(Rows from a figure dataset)
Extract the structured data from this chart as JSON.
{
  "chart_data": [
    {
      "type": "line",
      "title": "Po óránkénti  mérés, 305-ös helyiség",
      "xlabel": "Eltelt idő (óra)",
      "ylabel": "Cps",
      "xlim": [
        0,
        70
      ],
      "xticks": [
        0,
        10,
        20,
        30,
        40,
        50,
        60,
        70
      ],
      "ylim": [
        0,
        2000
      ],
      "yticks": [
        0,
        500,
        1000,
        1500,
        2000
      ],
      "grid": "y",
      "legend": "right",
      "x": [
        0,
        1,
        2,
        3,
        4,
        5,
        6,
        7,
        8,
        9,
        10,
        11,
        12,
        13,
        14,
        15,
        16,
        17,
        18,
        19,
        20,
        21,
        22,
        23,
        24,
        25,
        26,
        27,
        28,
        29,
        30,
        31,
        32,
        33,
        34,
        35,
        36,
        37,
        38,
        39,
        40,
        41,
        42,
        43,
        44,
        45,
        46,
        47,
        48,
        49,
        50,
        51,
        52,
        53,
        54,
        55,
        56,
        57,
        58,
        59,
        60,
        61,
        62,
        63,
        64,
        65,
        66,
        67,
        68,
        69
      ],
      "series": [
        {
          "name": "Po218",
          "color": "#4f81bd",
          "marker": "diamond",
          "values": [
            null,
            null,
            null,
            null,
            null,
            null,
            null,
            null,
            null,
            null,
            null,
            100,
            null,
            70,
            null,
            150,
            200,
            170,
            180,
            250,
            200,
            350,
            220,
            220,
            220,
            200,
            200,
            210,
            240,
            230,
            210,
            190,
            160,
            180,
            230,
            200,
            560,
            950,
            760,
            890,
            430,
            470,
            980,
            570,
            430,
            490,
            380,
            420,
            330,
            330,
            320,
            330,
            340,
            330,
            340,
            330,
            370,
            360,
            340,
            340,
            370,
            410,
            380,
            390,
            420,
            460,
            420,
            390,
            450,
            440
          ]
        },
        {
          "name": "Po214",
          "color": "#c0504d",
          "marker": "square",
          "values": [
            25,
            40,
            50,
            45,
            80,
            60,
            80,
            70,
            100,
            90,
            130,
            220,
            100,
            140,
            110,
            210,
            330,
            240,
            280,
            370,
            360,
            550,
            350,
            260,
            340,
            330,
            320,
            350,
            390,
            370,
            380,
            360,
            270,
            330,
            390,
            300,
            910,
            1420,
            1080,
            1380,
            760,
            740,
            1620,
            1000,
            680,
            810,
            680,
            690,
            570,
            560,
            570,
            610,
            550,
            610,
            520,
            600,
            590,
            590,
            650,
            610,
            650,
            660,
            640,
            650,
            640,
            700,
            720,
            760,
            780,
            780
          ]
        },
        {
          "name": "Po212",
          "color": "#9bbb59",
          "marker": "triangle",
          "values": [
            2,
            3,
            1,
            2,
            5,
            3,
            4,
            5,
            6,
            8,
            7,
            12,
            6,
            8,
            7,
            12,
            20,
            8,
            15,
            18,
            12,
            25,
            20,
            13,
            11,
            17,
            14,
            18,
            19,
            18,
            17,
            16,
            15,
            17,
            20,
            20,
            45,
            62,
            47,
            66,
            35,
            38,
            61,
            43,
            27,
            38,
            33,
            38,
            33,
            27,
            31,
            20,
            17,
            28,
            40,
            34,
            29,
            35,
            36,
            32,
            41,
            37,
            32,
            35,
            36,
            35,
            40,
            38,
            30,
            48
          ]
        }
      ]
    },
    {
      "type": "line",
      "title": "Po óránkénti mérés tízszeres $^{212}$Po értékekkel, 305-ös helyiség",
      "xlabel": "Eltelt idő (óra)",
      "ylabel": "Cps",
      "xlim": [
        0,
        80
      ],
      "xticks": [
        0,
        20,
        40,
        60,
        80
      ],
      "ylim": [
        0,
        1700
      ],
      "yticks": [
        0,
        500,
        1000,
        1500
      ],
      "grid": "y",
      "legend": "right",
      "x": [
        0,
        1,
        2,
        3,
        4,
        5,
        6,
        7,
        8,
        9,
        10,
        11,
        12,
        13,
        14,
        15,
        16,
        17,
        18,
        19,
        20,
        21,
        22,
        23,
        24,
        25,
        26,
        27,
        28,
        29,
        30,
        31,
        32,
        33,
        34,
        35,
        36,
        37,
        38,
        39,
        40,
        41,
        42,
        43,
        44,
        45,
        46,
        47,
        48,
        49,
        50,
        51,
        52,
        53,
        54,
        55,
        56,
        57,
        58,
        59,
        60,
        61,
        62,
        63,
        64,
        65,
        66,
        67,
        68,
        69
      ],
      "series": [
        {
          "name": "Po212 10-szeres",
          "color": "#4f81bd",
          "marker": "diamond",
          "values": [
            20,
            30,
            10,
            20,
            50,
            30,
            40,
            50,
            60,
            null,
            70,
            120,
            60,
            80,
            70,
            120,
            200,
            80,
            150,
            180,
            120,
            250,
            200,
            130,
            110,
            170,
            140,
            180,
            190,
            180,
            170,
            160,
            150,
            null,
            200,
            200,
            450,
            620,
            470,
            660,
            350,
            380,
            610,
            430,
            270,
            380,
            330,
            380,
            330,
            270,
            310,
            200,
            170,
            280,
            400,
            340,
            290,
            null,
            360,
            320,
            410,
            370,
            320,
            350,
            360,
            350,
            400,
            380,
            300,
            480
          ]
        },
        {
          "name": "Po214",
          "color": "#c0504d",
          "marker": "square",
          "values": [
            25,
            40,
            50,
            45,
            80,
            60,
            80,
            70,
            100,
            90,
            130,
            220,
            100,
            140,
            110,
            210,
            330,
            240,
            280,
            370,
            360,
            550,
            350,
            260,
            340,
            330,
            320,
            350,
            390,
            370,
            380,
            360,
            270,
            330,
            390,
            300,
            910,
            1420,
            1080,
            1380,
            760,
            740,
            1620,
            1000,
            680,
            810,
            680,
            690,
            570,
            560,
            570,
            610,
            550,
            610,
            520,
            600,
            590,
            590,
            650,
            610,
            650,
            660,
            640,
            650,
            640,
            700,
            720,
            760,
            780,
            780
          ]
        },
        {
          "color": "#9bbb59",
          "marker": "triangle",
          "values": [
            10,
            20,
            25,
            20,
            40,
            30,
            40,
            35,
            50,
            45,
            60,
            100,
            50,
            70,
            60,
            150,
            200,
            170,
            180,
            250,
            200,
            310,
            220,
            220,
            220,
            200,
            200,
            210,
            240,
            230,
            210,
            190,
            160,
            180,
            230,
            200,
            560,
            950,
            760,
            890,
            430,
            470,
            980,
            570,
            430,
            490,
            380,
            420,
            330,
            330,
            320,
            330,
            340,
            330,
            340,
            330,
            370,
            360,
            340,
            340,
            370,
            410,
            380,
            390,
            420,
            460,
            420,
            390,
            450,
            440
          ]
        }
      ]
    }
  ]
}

Exercise:
Please reproduce each record precisely as written.

Response to the task:
Extract the structured data from this chart as JSON.
{
  "chart_data": [
    {
      "type": "line",
      "title": "Po óránkénti  mérés, 305-ös helyiség",
      "xlabel": "Eltelt idő (óra)",
      "ylabel": "Cps",
      "xlim": [
        0,
        70
      ],
      "xticks": [
        0,
        10,
        20,
        30,
        40,
        50,
        60,
        70
      ],
      "ylim": [
        0,
        2000
      ],
      "yticks": [
        0,
        500,
        1000,
        1500,
        2000
      ],
      "grid": "y",
      "legend": "right",
      "x": [
        0,
        1,
        2,
        3,
        4,
        5,
        6,
        7,
        8,
        9,
        10,
        11,
        12,
        13,
        14,
        15,
        16,
        17,
        18,
        19,
        20,
        21,
        22,
        23,
        24,
        25,
        26,
        27,
        28,
        29,
        30,
        31,
        32,
        33,
        34,
        35,
        36,
        37,
        38,
        39,
        40,
        41,
        42,
        43,
        44,
        45,
        46,
        47,
        48,
        49,
        50,
        51,
        52,
        53,
        54,
        55,
        56,
        57,
        58,
        59,
        60,
        61,
        62,
        63,
        64,
        65,
        66,
        67,
        68,
        69
      ],
      "series": [
        {
          "name": "Po218",
          "color": "#4f81bd",
          "marker": "diamond",
          "values": [
            null,
            null,
            null,
            null,
            null,
            null,
            null,
            null,
            null,
            null,
            null,
            100,
            null,
            70,
            null,
            150,
            200,
            170,
            180,
            250,
            200,
            350,
            220,
            220,
            220,
            200,
            200,
            210,
            240,
            230,
            210,
            190,
            160,
            180,
            230,
            200,
            560,
            950,
            760,
            890,
            430,
            470,
            980,
            570,
            430,
            490,
            380,
            420,
            330,
            330,
            320,
            330,
            340,
            330,
            340,
            330,
            370,
            360,
            340,
            340,
            370,
            410,
            380,
            390,
            420,
            460,
            420,
            390,
            450,
            440
          ]
        },
        {
          "name": "Po214",
          "color": "#c0504d",
          "marker": "square",
          "values": [
            25,
            40,
            50,
            45,
            80,
            60,
            80,
            70,
            100,
            90,
            130,
            220,
            100,
            140,
            110,
            210,
            330,
            240,
            280,
            370,
            360,
            550,
            350,
            260,
            340,
            330,
            320,
            350,
            390,
            370,
            380,
            360,
            270,
            330,
            390,
            300,
            910,
            1420,
            1080,
            1380,
            760,
            740,
            1620,
            1000,
            680,
            810,
            680,
            690,
            570,
            560,
            570,
            610,
            550,
            610,
            520,
            600,
            590,
            590,
            650,
            610,
            650,
            660,
            640,
            650,
            640,
            700,
            720,
            760,
            780,
            780
          ]
        },
        {
          "name": "Po212",
          "color": "#9bbb59",
          "marker": "triangle",
          "values": [
            2,
            3,
            1,
            2,
            5,
            3,
            4,
            5,
            6,
            8,
            7,
            12,
            6,
            8,
            7,
            12,
            20,
            8,
            15,
            18,
            12,
            25,
            20,
            13,
            11,
            17,
            14,
            18,
            19,
            18,
            17,
            16,
            15,
            17,
            20,
            20,
            45,
            62,
            47,
            66,
            35,
            38,
            61,
            43,
            27,
            38,
            33,
            38,
            33,
            27,
            31,
            20,
            17,
            28,
            40,
            34,
            29,
            35,
            36,
            32,
            41,
            37,
            32,
            35,
            36,
            35,
            40,
            38,
            30,
            48
          ]
        }
      ]
    },
    {
      "type": "line",
      "title": "Po óránkénti mérés tízszeres $^{212}$Po értékekkel, 305-ös helyiség",
      "xlabel": "Eltelt idő (óra)",
      "ylabel": "Cps",
      "xlim": [
        0,
        80
      ],
      "xticks": [
        0,
        20,
        40,
        60,
        80
      ],
      "ylim": [
        0,
        1700
      ],
      "yticks": [
        0,
        500,
        1000,
        1500
      ],
      "grid": "y",
      "legend": "right",
      "x": [
        0,
        1,
        2,
        3,
        4,
        5,
        6,
        7,
        8,
        9,
        10,
        11,
        12,
        13,
        14,
        15,
        16,
        17,
        18,
        19,
        20,
        21,
        22,
        23,
        24,
        25,
        26,
        27,
        28,
        29,
        30,
        31,
        32,
        33,
        34,
        35,
        36,
        37,
        38,
        39,
        40,
        41,
        42,
        43,
        44,
        45,
        46,
        47,
        48,
        49,
        50,
        51,
        52,
        53,
        54,
        55,
        56,
        57,
        58,
        59,
        60,
        61,
        62,
        63,
        64,
        65,
        66,
        67,
        68,
        69
      ],
      "series": [
        {
          "name": "Po212 10-szeres",
          "color": "#4f81bd",
          "marker": "diamond",
          "values": [
            20,
            30,
            10,
            20,
            50,
            30,
            40,
            50,
            60,
            null,
            70,
            120,
            60,
            80,
            70,
            120,
            200,
            80,
            150,
            180,
            120,
            250,
            200,
            130,
            110,
            170,
            140,
            180,
            190,
            180,
            170,
            160,
            150,
            null,
            200,
            200,
            450,
            620,
            470,
            660,
            350,
            380,
            610,
            430,
            270,
            380,
            330,
            380,
            330,
            270,
            310,
            200,
            170,
            280,
            400,
            340,
            290,
            null,
            360,
            320,
            410,
            370,
            320,
            350,
            360,
            350,
            400,
            380,
            300,
            480
          ]
        },
        {
          "name": "Po214",
          "color": "#c0504d",
          "marker": "square",
          "values": [
            25,
            40,
            50,
            45,
            80,
            60,
            80,
            70,
            100,
            90,
            130,
            220,
            100,
            140,
            110,
            210,
            330,
            240,
            280,
            370,
            360,
            550,
            350,
            260,
            340,
            330,
            320,
            350,
            390,
            370,
            380,
            360,
            270,
            330,
            390,
            300,
            910,
            1420,
            1080,
            1380,
            760,
            740,
            1620,
            1000,
            680,
            810,
            680,
            690,
            570,
            560,
            570,
            610,
            550,
            610,
            520,
            600,
            590,
            590,
            650,
            610,
            650,
            660,
            640,
            650,
            640,
            700,
            720,
            760,
            780,
            780
          ]
        },
        {
          "color": "#9bbb59",
          "marker": "triangle",
          "values": [
            10,
            20,
            25,
            20,
            40,
            30,
            40,
            35,
            50,
            45,
            60,
            100,
            50,
            70,
            60,
            150,
            200,
            170,
            180,
            250,
            200,
            310,
            220,
            220,
            220,
            200,
            200,
            210,
            240,
            230,
            210,
            190,
            160,
            180,
            230,
            200,
            560,
            950,
            760,
            890,
            430,
            470,
            980,
            570,
            430,
            490,
            380,
            420,
            330,
            330,
            320,
            330,
            340,
            330,
            340,
            330,
            370,
            360,
            340,
            340,
            370,
            410,
            380,
            390,
            420,
            460,
            420,
            390,
            450,
            440
          ]
        }
      ]
    }
  ]
}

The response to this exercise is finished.